### EXERCISE DIRECTIONS
Repeat everything in the material exactly.

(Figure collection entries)
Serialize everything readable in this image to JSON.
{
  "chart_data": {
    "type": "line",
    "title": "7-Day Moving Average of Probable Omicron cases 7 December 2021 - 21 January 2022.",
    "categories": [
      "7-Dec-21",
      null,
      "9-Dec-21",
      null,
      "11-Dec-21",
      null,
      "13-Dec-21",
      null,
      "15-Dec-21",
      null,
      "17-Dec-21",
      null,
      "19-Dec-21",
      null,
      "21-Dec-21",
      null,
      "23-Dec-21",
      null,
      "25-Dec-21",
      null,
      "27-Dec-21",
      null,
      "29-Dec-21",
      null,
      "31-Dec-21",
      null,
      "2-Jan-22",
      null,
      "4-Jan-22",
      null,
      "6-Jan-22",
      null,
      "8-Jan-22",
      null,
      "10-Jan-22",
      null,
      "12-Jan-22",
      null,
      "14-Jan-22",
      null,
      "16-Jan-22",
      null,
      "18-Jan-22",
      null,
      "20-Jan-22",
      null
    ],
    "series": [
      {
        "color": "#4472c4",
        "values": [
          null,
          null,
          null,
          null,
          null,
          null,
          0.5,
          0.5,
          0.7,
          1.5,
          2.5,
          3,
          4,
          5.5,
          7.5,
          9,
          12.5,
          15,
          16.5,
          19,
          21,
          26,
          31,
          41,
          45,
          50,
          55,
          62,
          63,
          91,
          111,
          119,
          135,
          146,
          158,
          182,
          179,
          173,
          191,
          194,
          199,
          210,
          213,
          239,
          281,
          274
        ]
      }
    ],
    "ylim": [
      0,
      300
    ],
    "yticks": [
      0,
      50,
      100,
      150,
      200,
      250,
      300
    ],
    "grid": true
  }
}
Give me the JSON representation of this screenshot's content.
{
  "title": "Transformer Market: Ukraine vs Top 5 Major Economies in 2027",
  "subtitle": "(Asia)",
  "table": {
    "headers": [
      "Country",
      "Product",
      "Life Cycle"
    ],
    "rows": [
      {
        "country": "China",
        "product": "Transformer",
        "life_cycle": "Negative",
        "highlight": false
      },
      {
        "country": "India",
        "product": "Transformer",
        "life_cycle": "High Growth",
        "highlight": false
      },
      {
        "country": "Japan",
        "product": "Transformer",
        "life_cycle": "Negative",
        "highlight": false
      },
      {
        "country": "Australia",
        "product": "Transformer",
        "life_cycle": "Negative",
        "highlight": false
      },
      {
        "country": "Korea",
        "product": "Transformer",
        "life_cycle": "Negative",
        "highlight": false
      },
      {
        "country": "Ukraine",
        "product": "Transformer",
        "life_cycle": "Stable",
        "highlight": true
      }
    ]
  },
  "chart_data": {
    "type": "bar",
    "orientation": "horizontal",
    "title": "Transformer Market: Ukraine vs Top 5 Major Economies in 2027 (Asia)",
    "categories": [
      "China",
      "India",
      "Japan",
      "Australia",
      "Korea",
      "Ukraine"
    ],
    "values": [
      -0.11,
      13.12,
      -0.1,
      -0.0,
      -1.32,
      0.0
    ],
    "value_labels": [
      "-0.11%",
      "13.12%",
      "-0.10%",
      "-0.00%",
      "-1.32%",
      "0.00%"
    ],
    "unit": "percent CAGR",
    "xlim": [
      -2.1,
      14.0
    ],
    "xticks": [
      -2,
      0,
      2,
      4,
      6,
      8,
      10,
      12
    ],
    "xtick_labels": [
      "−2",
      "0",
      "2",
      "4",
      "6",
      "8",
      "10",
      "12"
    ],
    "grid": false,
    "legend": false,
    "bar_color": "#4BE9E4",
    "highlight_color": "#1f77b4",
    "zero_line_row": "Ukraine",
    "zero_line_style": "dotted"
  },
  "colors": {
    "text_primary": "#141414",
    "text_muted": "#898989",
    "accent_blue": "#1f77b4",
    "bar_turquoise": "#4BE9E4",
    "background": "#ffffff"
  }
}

### RESULT OF THIS TASK
Serialize everything readable in this image to JSON.
{
  "chart_data": {
    "type": "line",
    "title": "7-Day Moving Average of Probable Omicron cases 7 December 2021 - 21 January 2022.",
    "categories": [
      "7-Dec-21",
      null,
      "9-Dec-21",
      null,
      "11-Dec-21",
      null,
      "13-Dec-21",
      null,
      "15-Dec-21",
      null,
      "17-Dec-21",
      null,
      "19-Dec-21",
      null,
      "21-Dec-21",
      null,
      "23-Dec-21",
      null,
      "25-Dec-21",
      null,
      "27-Dec-21",
      null,
      "29-Dec-21",
      null,
      "31-Dec-21",
      null,
      "2-Jan-22",
      null,
      "4-Jan-22",
      null,
      "6-Jan-22",
      null,
      "8-Jan-22",
      null,
      "10-Jan-22",
      null,
      "12-Jan-22",
      null,
      "14-Jan-22",
      null,
      "16-Jan-22",
      null,
      "18-Jan-22",
      null,
      "20-Jan-22",
      null
    ],
    "series": [
      {
        "color": "#4472c4",
        "values": [
          null,
          null,
          null,
          null,
          null,
          null,
          0.5,
          0.5,
          0.7,
          1.5,
          2.5,
          3,
          4,
          5.5,
          7.5,
          9,
          12.5,
          15,
          16.5,
          19,
          21,
          26,
          31,
          41,
          45,
          50,
          55,
          62,
          63,
          91,
          111,
          119,
          135,
          146,
          158,
          182,
          179,
          173,
          191,
          194,
          199,
          210,
          213,
          239,
          281,
          274
        ]
      }
    ],
    "ylim": [
      0,
      300
    ],
    "yticks": [
      0,
      50,
      100,
      150,
      200,
      250,
      300
    ],
    "grid": true
  }
}
Give me the JSON representation of this screenshot's content.
{
  "title": "Transformer Market: Ukraine vs Top 5 Major Economies in 2027",
  "subtitle": "(Asia)",
  "table": {
    "headers": [
      "Country",
      "Product",
      "Life Cycle"
    ],
    "rows": [
      {
        "country": "China",
        "product": "Transformer",
        "life_cycle": "Negative",
        "highlight": false
      },
      {
        "country": "India",
        "product": "Transformer",
        "life_cycle": "High Growth",
        "highlight": false
      },
      {
        "country": "Japan",
        "product": "Transformer",
        "life_cycle": "Negative",
        "highlight": false
      },
      {
        "country": "Australia",
        "product": "Transformer",
        "life_cycle": "Negative",
        "highlight": false
      },
      {
        "country": "Korea",
        "product": "Transformer",
        "life_cycle": "Negative",
        "highlight": false
      },
      {
        "country": "Ukraine",
        "product": "Transformer",
        "life_cycle": "Stable",
        "highlight": true
      }
    ]
  },
  "chart_data": {
    "type": "bar",
    "orientation": "horizontal",
    "title": "Transformer Market: Ukraine vs Top 5 Major Economies in 2027 (Asia)",
    "categories": [
      "China",
      "India",
      "Japan",
      "Australia",
      "Korea",
      "Ukraine"
    ],
    "values": [
      -0.11,
      13.12,
      -0.1,
      -0.0,
      -1.32,
      0.0
    ],
    "value_labels": [
      "-0.11%",
      "13.12%",
      "-0.10%",
      "-0.00%",
      "-1.32%",
      "0.00%"
    ],
    "unit": "percent CAGR",
    "xlim": [
      -2.1,
      14.0
    ],
    "xticks": [
      -2,
      0,
      2,
      4,
      6,
      8,
      10,
      12
    ],
    "xtick_labels": [
      "−2",
      "0",
      "2",
      "4",
      "6",
      "8",
      "10",
      "12"
    ],
    "grid": false,
    "legend": false,
    "bar_color": "#4BE9E4",
    "highlight_color": "#1f77b4",
    "zero_line_row": "Ukraine",
    "zero_line_style": "dotted"
  },
  "colors": {
    "text_primary": "#141414",
    "text_muted": "#898989",
    "accent_blue": "#1f77b4",
    "bar_turquoise": "#4BE9E4",
    "background": "#ffffff"
  }
}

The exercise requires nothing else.